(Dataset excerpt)
^^^^^^^^

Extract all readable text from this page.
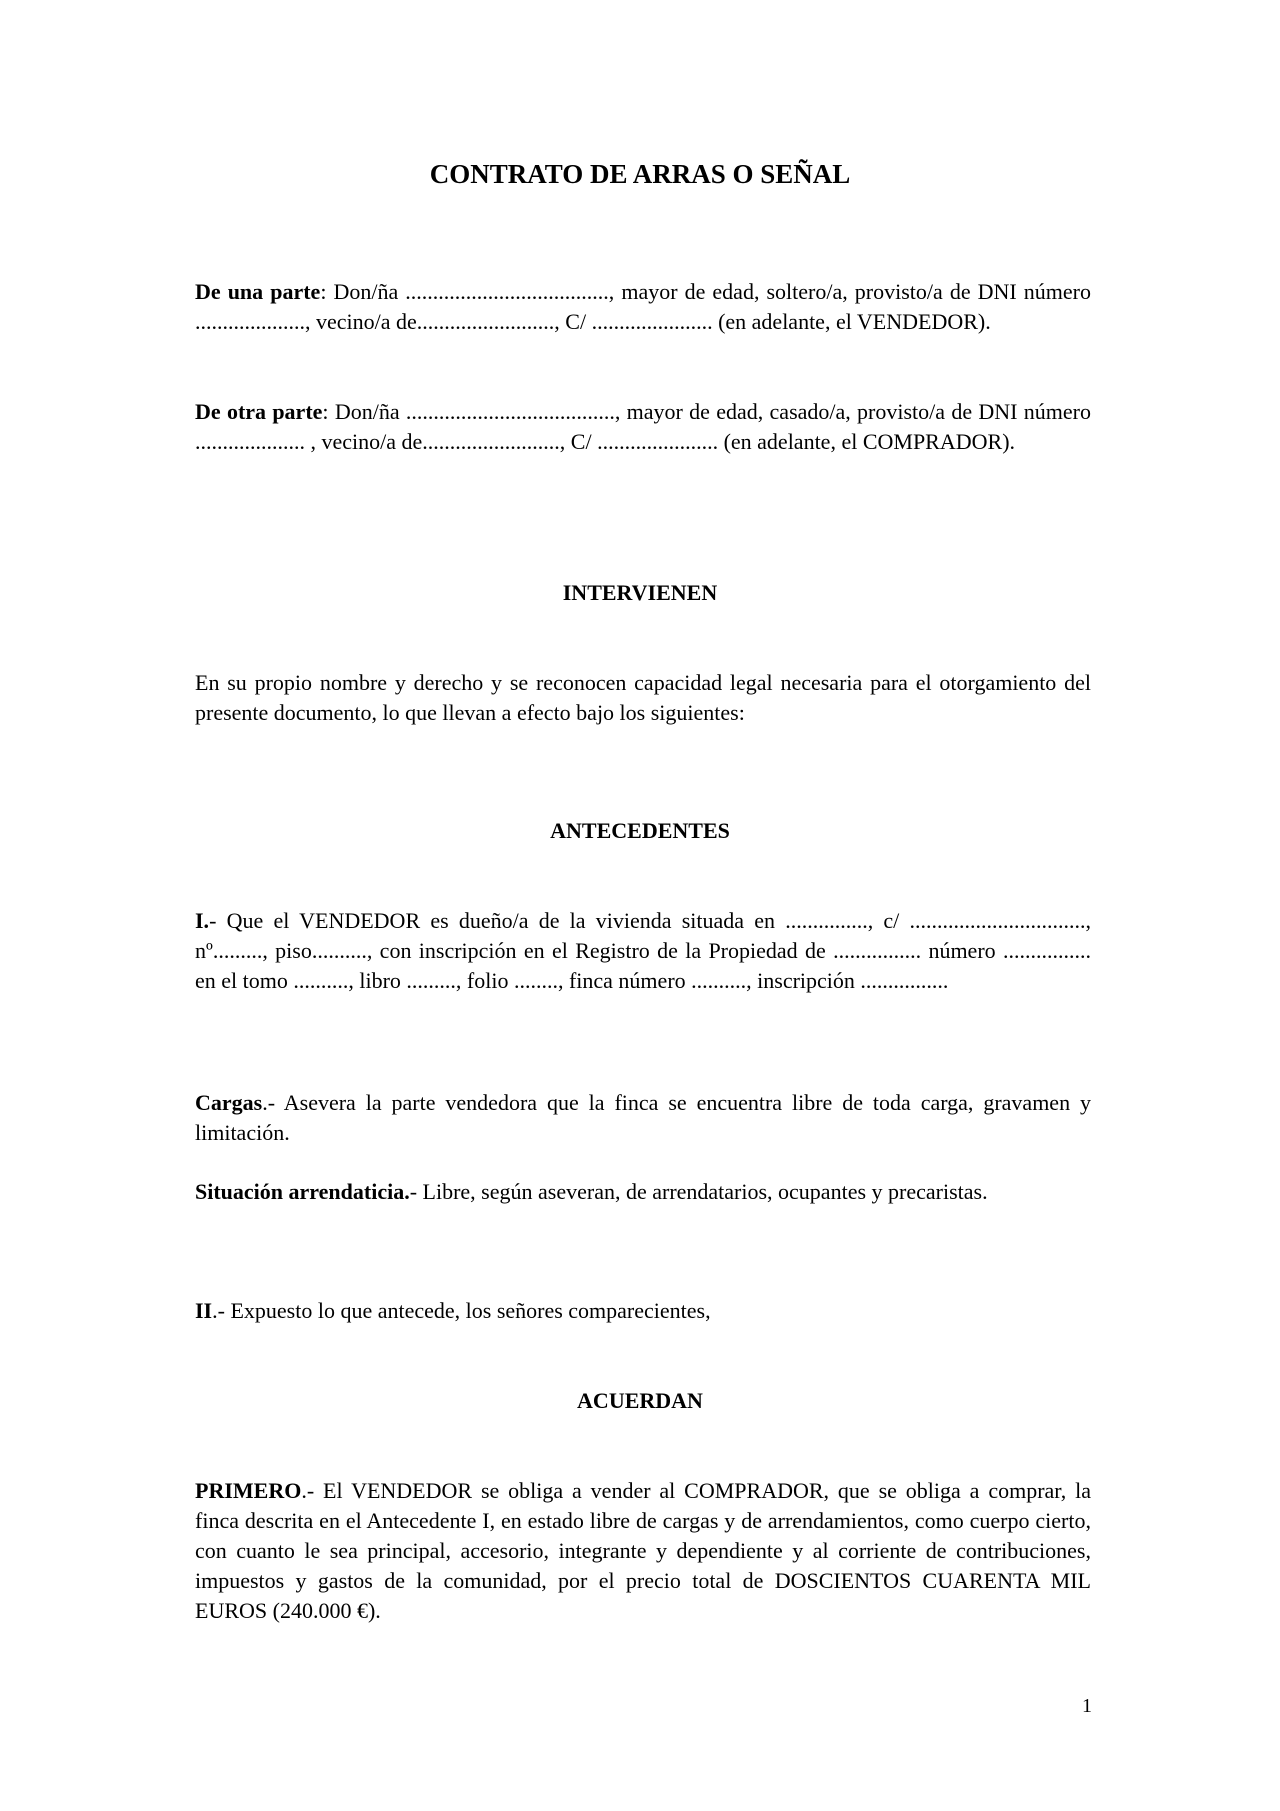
CONTRATO DE ARRAS O SEÑAL

De una parte: Don/ña ....................................., mayor de edad, soltero/a, provisto/a de DNI número ...................., vecino/a de........................., C/ ...................... (en adelante, el VENDEDOR).

De otra parte: Don/ña ......................................, mayor de edad, casado/a, provisto/a de DNI número .................... , vecino/a de........................., C/ ...................... (en adelante, el COMPRADOR).

INTERVIENEN

En su propio nombre y derecho y se reconocen capacidad legal necesaria para el otorgamiento del presente documento, lo que llevan a efecto bajo los siguientes:

ANTECEDENTES

I.- Que el VENDEDOR es dueño/a de la vivienda situada en ..............., c/ ................................, nº........., piso.........., con inscripción en el Registro de la Propiedad de ................ número ................ en el tomo .........., libro ........., folio ........, finca número .........., inscripción ................

Cargas.- Asevera la parte vendedora que la finca se encuentra libre de toda carga, gravamen y limitación.

Situación arrendaticia.- Libre, según aseveran, de arrendatarios, ocupantes y precaristas.

II.- Expuesto lo que antecede, los señores comparecientes,

ACUERDAN

PRIMERO.- El VENDEDOR se obliga a vender al COMPRADOR, que se obliga a comprar, la finca descrita en el Antecedente I, en estado libre de cargas y de arrendamientos, como cuerpo cierto, con cuanto le sea principal, accesorio, integrante y dependiente y al corriente de contribuciones, impuestos y gastos de la comunidad, por el precio total de DOSCIENTOS CUARENTA MIL EUROS (240.000 €).

1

^^^^^^^^

EXERCISE BRIEF
Leave out the pictures and copy the rest of the material above exactly.

ANSWER BELOW
Extract all readable text from this page.
CONTRATO DE ARRAS O SEÑAL

De una parte: Don/ña ....................................., mayor de edad, soltero/a, provisto/a de DNI número ...................., vecino/a de........................., C/ ...................... (en adelante, el VENDEDOR).

De otra parte: Don/ña ......................................, mayor de edad, casado/a, provisto/a de DNI número .................... , vecino/a de........................., C/ ...................... (en adelante, el COMPRADOR).

INTERVIENEN

En su propio nombre y derecho y se reconocen capacidad legal necesaria para el otorgamiento del presente documento, lo que llevan a efecto bajo los siguientes:

ANTECEDENTES

I.- Que el VENDEDOR es dueño/a de la vivienda situada en ..............., c/ ................................, nº........., piso.........., con inscripción en el Registro de la Propiedad de ................ número ................ en el tomo .........., libro ........., folio ........, finca número .........., inscripción ................

Cargas.- Asevera la parte vendedora que la finca se encuentra libre de toda carga, gravamen y limitación.

Situación arrendaticia.- Libre, según aseveran, de arrendatarios, ocupantes y precaristas.

II.- Expuesto lo que antecede, los señores comparecientes,

ACUERDAN

PRIMERO.- El VENDEDOR se obliga a vender al COMPRADOR, que se obliga a comprar, la finca descrita en el Antecedente I, en estado libre de cargas y de arrendamientos, como cuerpo cierto, con cuanto le sea principal, accesorio, integrante y dependiente y al corriente de contribuciones, impuestos y gastos de la comunidad, por el precio total de DOSCIENTOS CUARENTA MIL EUROS (240.000 €).

1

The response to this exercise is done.